::: WORKING DATA :::

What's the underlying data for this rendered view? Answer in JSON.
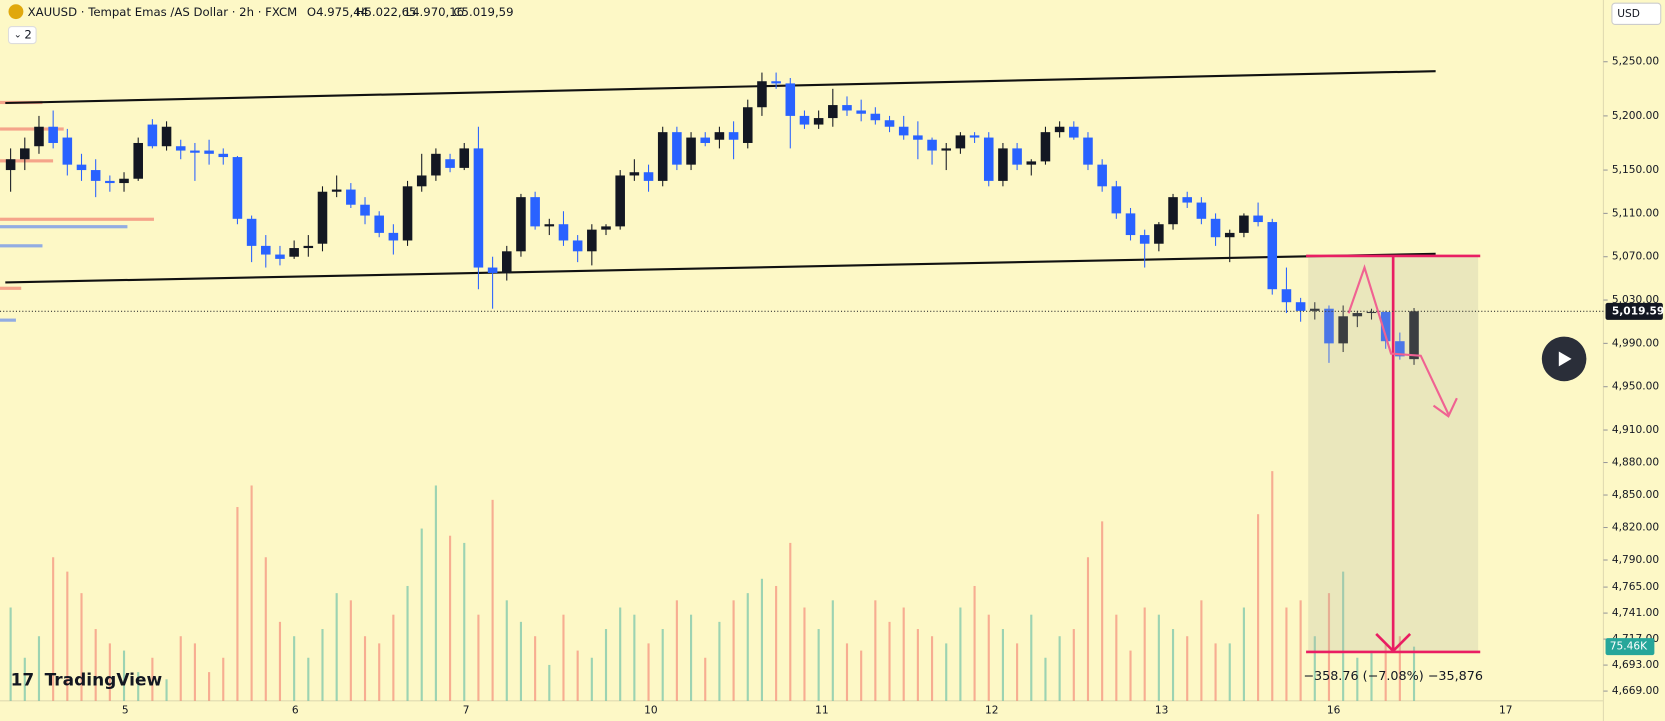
{
  "header": {
    "symbol": "XAUUSD · Tempat Emas /AS Dollar · 2h · FXCM",
    "ohlc": [
      "O4.975,44",
      "H5.022,65",
      "L4.970,16",
      "C5.019,59"
    ],
    "indicators": "2"
  },
  "currency": "USD",
  "logo": "TradingView",
  "measure": "−358.76 (−7.08%) −35,876",
  "chart_data": {
    "type": "candlestick",
    "ylim": [
      4660,
      5307
    ],
    "yticks": [
      {
        "value": 5250,
        "label": "5,250.00"
      },
      {
        "value": 5200,
        "label": "5,200.00"
      },
      {
        "value": 5150,
        "label": "5,150.00"
      },
      {
        "value": 5110,
        "label": "5,110.00"
      },
      {
        "value": 5070,
        "label": "5,070.00"
      },
      {
        "value": 5030,
        "label": "5,030.00"
      },
      {
        "value": 4990,
        "label": "4,990.00"
      },
      {
        "value": 4950,
        "label": "4,950.00"
      },
      {
        "value": 4910,
        "label": "4,910.00"
      },
      {
        "value": 4880,
        "label": "4,880.00"
      },
      {
        "value": 4850,
        "label": "4,850.00"
      },
      {
        "value": 4820,
        "label": "4,820.00"
      },
      {
        "value": 4790,
        "label": "4,790.00"
      },
      {
        "value": 4765,
        "label": "4,765.00"
      },
      {
        "value": 4741,
        "label": "4,741.00"
      },
      {
        "value": 4717,
        "label": "4,717.00"
      },
      {
        "value": 4693,
        "label": "4,693.00"
      },
      {
        "value": 4669,
        "label": "4,669.00"
      }
    ],
    "x_labels": [
      "5",
      "6",
      "7",
      "10",
      "11",
      "12",
      "13",
      "16",
      "17"
    ],
    "up_color": "#131722",
    "down_color": "#2962ff",
    "volume_up_color": "rgba(38,166,154,0.45)",
    "volume_down_color": "rgba(239,83,80,0.45)",
    "candles": [
      [
        5150,
        5170,
        5130,
        5160
      ],
      [
        5160,
        5180,
        5150,
        5170
      ],
      [
        5172,
        5200,
        5165,
        5190
      ],
      [
        5190,
        5205,
        5170,
        5175
      ],
      [
        5180,
        5188,
        5145,
        5155
      ],
      [
        5155,
        5165,
        5140,
        5150
      ],
      [
        5150,
        5160,
        5125,
        5140
      ],
      [
        5140,
        5145,
        5130,
        5138
      ],
      [
        5138,
        5148,
        5130,
        5142
      ],
      [
        5142,
        5180,
        5140,
        5175
      ],
      [
        5192,
        5197,
        5170,
        5172
      ],
      [
        5172,
        5195,
        5168,
        5190
      ],
      [
        5172,
        5178,
        5160,
        5168
      ],
      [
        5168,
        5175,
        5140,
        5166
      ],
      [
        5168,
        5178,
        5155,
        5165
      ],
      [
        5165,
        5170,
        5155,
        5162
      ],
      [
        5162,
        5163,
        5100,
        5105
      ],
      [
        5105,
        5108,
        5065,
        5080
      ],
      [
        5080,
        5090,
        5060,
        5072
      ],
      [
        5072,
        5080,
        5062,
        5068
      ],
      [
        5070,
        5085,
        5068,
        5078
      ],
      [
        5078,
        5090,
        5070,
        5080
      ],
      [
        5082,
        5135,
        5075,
        5130
      ],
      [
        5130,
        5145,
        5125,
        5132
      ],
      [
        5132,
        5138,
        5115,
        5118
      ],
      [
        5118,
        5125,
        5100,
        5108
      ],
      [
        5108,
        5112,
        5088,
        5092
      ],
      [
        5092,
        5100,
        5072,
        5085
      ],
      [
        5085,
        5140,
        5080,
        5135
      ],
      [
        5135,
        5165,
        5130,
        5145
      ],
      [
        5145,
        5170,
        5140,
        5165
      ],
      [
        5160,
        5165,
        5148,
        5152
      ],
      [
        5152,
        5175,
        5150,
        5170
      ],
      [
        5170,
        5190,
        5040,
        5060
      ],
      [
        5060,
        5070,
        5022,
        5055
      ],
      [
        5055,
        5080,
        5048,
        5075
      ],
      [
        5075,
        5128,
        5070,
        5125
      ],
      [
        5125,
        5130,
        5095,
        5098
      ],
      [
        5098,
        5105,
        5090,
        5100
      ],
      [
        5100,
        5112,
        5080,
        5085
      ],
      [
        5085,
        5090,
        5065,
        5075
      ],
      [
        5075,
        5100,
        5062,
        5095
      ],
      [
        5095,
        5100,
        5090,
        5098
      ],
      [
        5098,
        5150,
        5095,
        5145
      ],
      [
        5145,
        5160,
        5140,
        5148
      ],
      [
        5148,
        5155,
        5130,
        5140
      ],
      [
        5140,
        5190,
        5135,
        5185
      ],
      [
        5185,
        5190,
        5150,
        5155
      ],
      [
        5155,
        5185,
        5150,
        5180
      ],
      [
        5180,
        5185,
        5172,
        5175
      ],
      [
        5178,
        5190,
        5170,
        5185
      ],
      [
        5185,
        5195,
        5160,
        5178
      ],
      [
        5175,
        5215,
        5170,
        5208
      ],
      [
        5208,
        5240,
        5200,
        5232
      ],
      [
        5232,
        5240,
        5225,
        5230
      ],
      [
        5230,
        5235,
        5170,
        5200
      ],
      [
        5200,
        5205,
        5188,
        5192
      ],
      [
        5192,
        5205,
        5188,
        5198
      ],
      [
        5198,
        5225,
        5190,
        5210
      ],
      [
        5210,
        5218,
        5200,
        5205
      ],
      [
        5205,
        5215,
        5195,
        5202
      ],
      [
        5202,
        5208,
        5192,
        5196
      ],
      [
        5196,
        5200,
        5185,
        5190
      ],
      [
        5190,
        5200,
        5178,
        5182
      ],
      [
        5182,
        5195,
        5160,
        5178
      ],
      [
        5178,
        5180,
        5155,
        5168
      ],
      [
        5168,
        5175,
        5150,
        5170
      ],
      [
        5170,
        5185,
        5165,
        5182
      ],
      [
        5182,
        5185,
        5175,
        5180
      ],
      [
        5180,
        5185,
        5135,
        5140
      ],
      [
        5140,
        5175,
        5135,
        5170
      ],
      [
        5170,
        5175,
        5150,
        5155
      ],
      [
        5155,
        5160,
        5145,
        5158
      ],
      [
        5158,
        5190,
        5155,
        5185
      ],
      [
        5185,
        5195,
        5180,
        5190
      ],
      [
        5190,
        5195,
        5178,
        5180
      ],
      [
        5180,
        5185,
        5150,
        5155
      ],
      [
        5155,
        5160,
        5130,
        5135
      ],
      [
        5135,
        5140,
        5105,
        5110
      ],
      [
        5110,
        5115,
        5085,
        5090
      ],
      [
        5090,
        5095,
        5060,
        5082
      ],
      [
        5082,
        5102,
        5075,
        5100
      ],
      [
        5100,
        5128,
        5095,
        5125
      ],
      [
        5125,
        5130,
        5115,
        5120
      ],
      [
        5120,
        5125,
        5100,
        5105
      ],
      [
        5105,
        5110,
        5080,
        5088
      ],
      [
        5088,
        5095,
        5065,
        5092
      ],
      [
        5092,
        5110,
        5088,
        5108
      ],
      [
        5108,
        5120,
        5098,
        5102
      ],
      [
        5102,
        5105,
        5035,
        5040
      ],
      [
        5040,
        5060,
        5018,
        5028
      ],
      [
        5028,
        5032,
        5010,
        5020
      ],
      [
        5020,
        5028,
        5012,
        5022
      ],
      [
        5022,
        5025,
        4972,
        4990
      ],
      [
        4990,
        5025,
        4982,
        5015
      ],
      [
        5015,
        5020,
        5005,
        5018
      ],
      [
        5018,
        5022,
        5012,
        5019
      ],
      [
        5019,
        5020,
        4985,
        4992
      ],
      [
        4992,
        5000,
        4975,
        4978
      ],
      [
        4975.44,
        5022.65,
        4970.16,
        5019.59
      ]
    ],
    "volumes": [
      130,
      60,
      90,
      200,
      180,
      150,
      100,
      80,
      70,
      40,
      60,
      30,
      90,
      80,
      40,
      60,
      270,
      300,
      200,
      110,
      90,
      60,
      100,
      150,
      140,
      90,
      80,
      120,
      160,
      240,
      300,
      230,
      220,
      120,
      280,
      140,
      110,
      90,
      50,
      120,
      70,
      60,
      100,
      130,
      120,
      80,
      100,
      140,
      120,
      60,
      110,
      140,
      150,
      170,
      160,
      220,
      130,
      100,
      140,
      80,
      70,
      140,
      110,
      130,
      100,
      90,
      80,
      130,
      160,
      120,
      100,
      80,
      120,
      60,
      90,
      100,
      200,
      250,
      120,
      70,
      130,
      120,
      100,
      90,
      140,
      80,
      80,
      130,
      260,
      320,
      130,
      140,
      90,
      150,
      180,
      60,
      70,
      80,
      90,
      75.46
    ],
    "last_price": {
      "value": 5019.59,
      "label": "5,019.59"
    },
    "last_volume": {
      "value": 75.46,
      "label": "75.46K"
    }
  }
}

:::

### WHAT YOU SHOULD DO
Report the number of lines containing the string "rgba" and add nothing to it.

### EXERCISE ANSWER
2